[START DATASET ENTRIES]
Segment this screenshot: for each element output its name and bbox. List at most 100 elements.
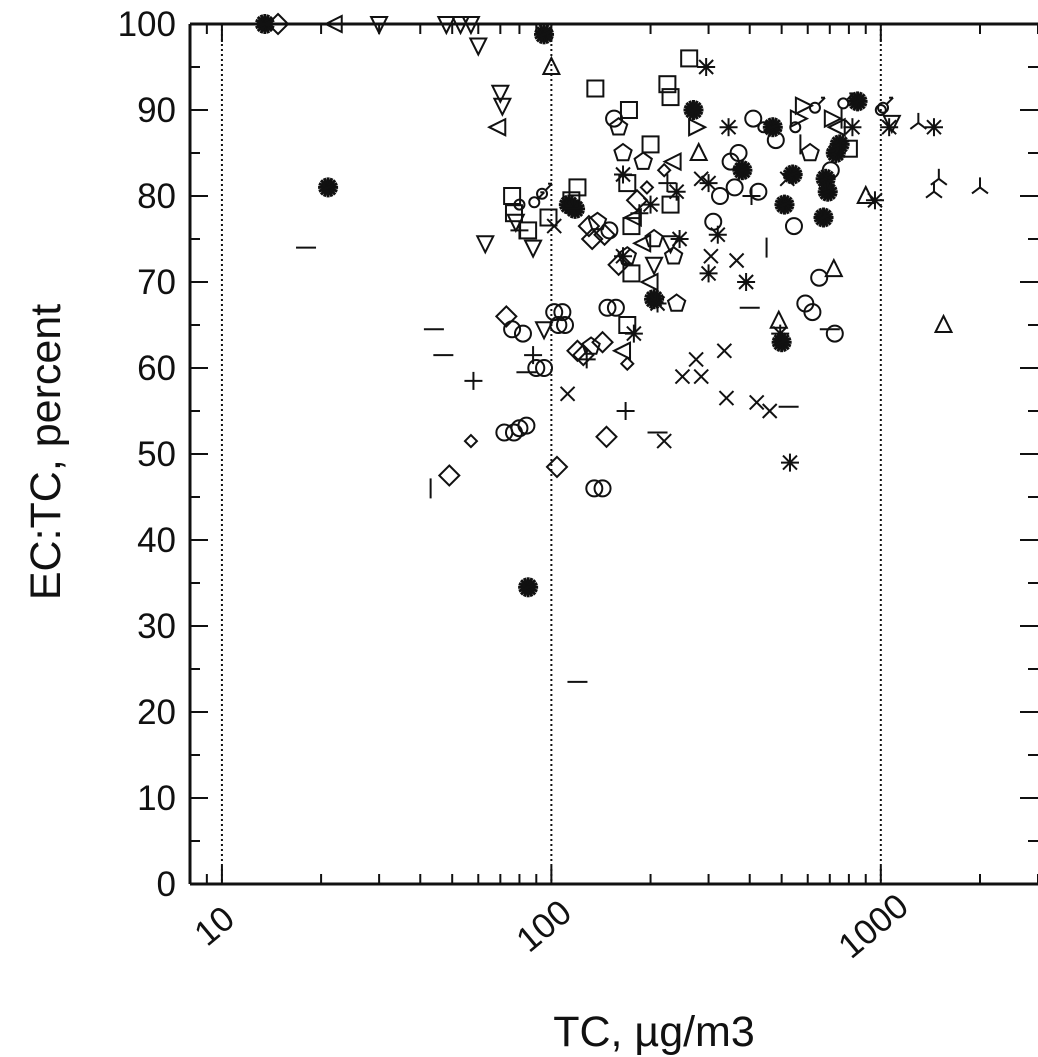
y-axis-title: EC:TC, percent (22, 304, 70, 600)
marker-circle (749, 182, 768, 201)
y-tick-labels: 0 10 20 30 40 50 60 70 80 90 100 (118, 5, 176, 904)
data-point (688, 351, 704, 368)
marker-stroke (938, 178, 948, 186)
y-tick-label: 20 (137, 693, 176, 732)
marker-circle (528, 196, 541, 209)
data-point (517, 416, 536, 435)
marker-circle (825, 324, 844, 343)
data-point (464, 371, 483, 390)
marker-circle (600, 221, 619, 240)
data-point (631, 233, 652, 253)
marker-diamond (266, 12, 290, 36)
y-tick-label: 40 (137, 521, 176, 560)
marker-stroke (642, 196, 659, 213)
data-point (536, 182, 553, 200)
data-point (618, 174, 637, 193)
marker-stroke (698, 59, 714, 75)
marker-stroke (688, 351, 704, 368)
data-point (619, 356, 635, 372)
data-point (553, 303, 572, 322)
marker-stroke (925, 190, 935, 199)
data-point (711, 187, 730, 205)
marker-stroke (683, 104, 704, 116)
marker-circle (598, 298, 617, 317)
marker-circle (517, 416, 536, 435)
data-point (716, 343, 733, 359)
marker-diamond (593, 223, 616, 247)
data-point (581, 336, 601, 355)
data-point (718, 390, 735, 406)
marker-circle (606, 298, 625, 317)
data-point (789, 108, 810, 129)
marker-stroke (671, 231, 688, 247)
data-point (666, 293, 687, 312)
marker-triangle (492, 97, 512, 117)
marker-circle (874, 104, 887, 116)
data-point (824, 257, 844, 278)
marker-diamond (607, 253, 631, 277)
marker-circle (503, 320, 522, 339)
data-point (744, 109, 763, 128)
marker-circle (784, 217, 803, 236)
data-point (495, 423, 514, 442)
marker-stroke (728, 252, 745, 269)
data-point (545, 455, 569, 479)
data-point (680, 49, 699, 68)
marker-diamond (591, 330, 614, 354)
data-point (749, 182, 768, 201)
data-point (882, 114, 902, 135)
marker-triangle (689, 141, 709, 161)
data-point (535, 359, 554, 377)
marker-circle (837, 97, 850, 110)
data-point (492, 97, 512, 117)
marker-triangle (534, 321, 554, 341)
marker-circle (535, 359, 554, 377)
marker-circle (711, 187, 730, 205)
marker-stroke (700, 265, 717, 282)
marker-circle (877, 101, 890, 114)
marker-circle (803, 303, 822, 322)
data-point (663, 245, 684, 265)
marker-square (661, 88, 680, 107)
data-point (689, 141, 709, 161)
data-point (933, 313, 954, 333)
data-point (475, 235, 495, 255)
data-point (617, 245, 638, 265)
data-point (494, 304, 518, 328)
marker-stroke (720, 119, 737, 135)
data-point (503, 187, 522, 205)
x-axis-title: TC, µg/m3 (553, 1008, 755, 1056)
marker-diamond (619, 356, 635, 372)
data-point (688, 117, 708, 137)
marker-triangle (490, 84, 510, 105)
marker-stroke (732, 165, 753, 176)
marker-square (503, 187, 522, 205)
data-point (591, 330, 614, 354)
marker-stroke (693, 171, 709, 187)
data-point (518, 577, 539, 598)
data-point (639, 179, 655, 195)
marker-diamond (580, 227, 604, 251)
marker-square (680, 49, 699, 68)
data-point (633, 151, 653, 170)
data-point (693, 368, 709, 385)
marker-circle (585, 479, 604, 498)
data-point (821, 161, 840, 180)
y-tick-label: 10 (137, 779, 176, 818)
marker-stroke (829, 139, 850, 150)
axes (188, 22, 1038, 886)
marker-circle (729, 144, 748, 162)
marker-triangle (769, 309, 789, 329)
data-point (782, 164, 803, 185)
data-point (463, 433, 479, 449)
marker-stroke (615, 248, 631, 264)
marker-triangle (523, 239, 543, 259)
data-point (641, 195, 660, 214)
data-point (803, 303, 822, 322)
data-point (808, 96, 826, 114)
data-point (534, 321, 554, 341)
data-point (613, 142, 633, 162)
marker-pentagon (608, 116, 629, 136)
data-point (658, 174, 677, 193)
marker-stroke (674, 368, 691, 385)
[END DATASET ENTRIES]
**EXERCISE**
Recast the items as a Markdown table with the columns Row and Line, numbering each row and leaving out blank lines. Include only the lines from the one with "y-axis-title: EC:TC, percent" through the one with "data-point (933, 313, 954, 333)", both included.

**ANSWER TO THIS PROBLEM**
| Row | Line |
|---|---|
| 1 | y-axis-title: EC:TC, percent (22, 304, 70, 600) |
| 2 | marker-circle (749, 182, 768, 201) |
| 3 | y-tick-labels: 0 10 20 30 40 50 60 70 80 90 100 (118, 5, 176, 904) |
| 4 | data-point (688, 351, 704, 368) |
| 5 | marker-stroke (938, 178, 948, 186) |
| 6 | y-tick-label: 20 (137, 693, 176, 732) |
| 7 | marker-circle (528, 196, 541, 209) |
| 8 | data-point (517, 416, 536, 435) |
| 9 | marker-circle (825, 324, 844, 343) |
| 10 | data-point (464, 371, 483, 390) |
| 11 | marker-circle (600, 221, 619, 240) |
| 12 | data-point (631, 233, 652, 253) |
| 13 | marker-diamond (266, 12, 290, 36) |
| 14 | y-tick-label: 40 (137, 521, 176, 560) |
| 15 | marker-stroke (642, 196, 659, 213) |
| 16 | data-point (536, 182, 553, 200) |
| 17 | data-point (618, 174, 637, 193) |
| 18 | marker-stroke (698, 59, 714, 75) |
| 19 | marker-stroke (688, 351, 704, 368) |
| 20 | data-point (619, 356, 635, 372) |
| 21 | data-point (553, 303, 572, 322) |
| 22 | marker-stroke (925, 190, 935, 199) |
| 23 | data-point (711, 187, 730, 205) |
| 24 | marker-stroke (683, 104, 704, 116) |
| 25 | marker-circle (598, 298, 617, 317) |
| 26 | marker-circle (517, 416, 536, 435) |
| 27 | data-point (716, 343, 733, 359) |
| 28 | marker-diamond (593, 223, 616, 247) |
| 29 | data-point (581, 336, 601, 355) |
| 30 | data-point (718, 390, 735, 406) |
| 31 | marker-circle (606, 298, 625, 317) |
| 32 | data-point (789, 108, 810, 129) |
| 33 | marker-stroke (671, 231, 688, 247) |
| 34 | data-point (666, 293, 687, 312) |
| 35 | marker-triangle (492, 97, 512, 117) |
| 36 | marker-circle (874, 104, 887, 116) |
| 37 | data-point (824, 257, 844, 278) |
| 38 | marker-diamond (607, 253, 631, 277) |
| 39 | marker-circle (503, 320, 522, 339) |
| 40 | data-point (744, 109, 763, 128) |
| 41 | marker-circle (784, 217, 803, 236) |
| 42 | data-point (495, 423, 514, 442) |
| 43 | marker-stroke (728, 252, 745, 269) |
| 44 | data-point (545, 455, 569, 479) |
| 45 | data-point (680, 49, 699, 68) |
| 46 | marker-diamond (591, 330, 614, 354) |
| 47 | data-point (749, 182, 768, 201) |
| 48 | data-point (882, 114, 902, 135) |
| 49 | marker-triangle (689, 141, 709, 161) |
| 50 | data-point (535, 359, 554, 377) |
| 51 | marker-circle (837, 97, 850, 110) |
| 52 | data-point (492, 97, 512, 117) |
| 53 | marker-triangle (534, 321, 554, 341) |
| 54 | marker-circle (535, 359, 554, 377) |
| 55 | marker-circle (711, 187, 730, 205) |
| 56 | marker-stroke (700, 265, 717, 282) |
| 57 | marker-circle (877, 101, 890, 114) |
| 58 | marker-circle (803, 303, 822, 322) |
| 59 | data-point (663, 245, 684, 265) |
| 60 | marker-square (661, 88, 680, 107) |
| 61 | data-point (689, 141, 709, 161) |
| 62 | data-point (933, 313, 954, 333) |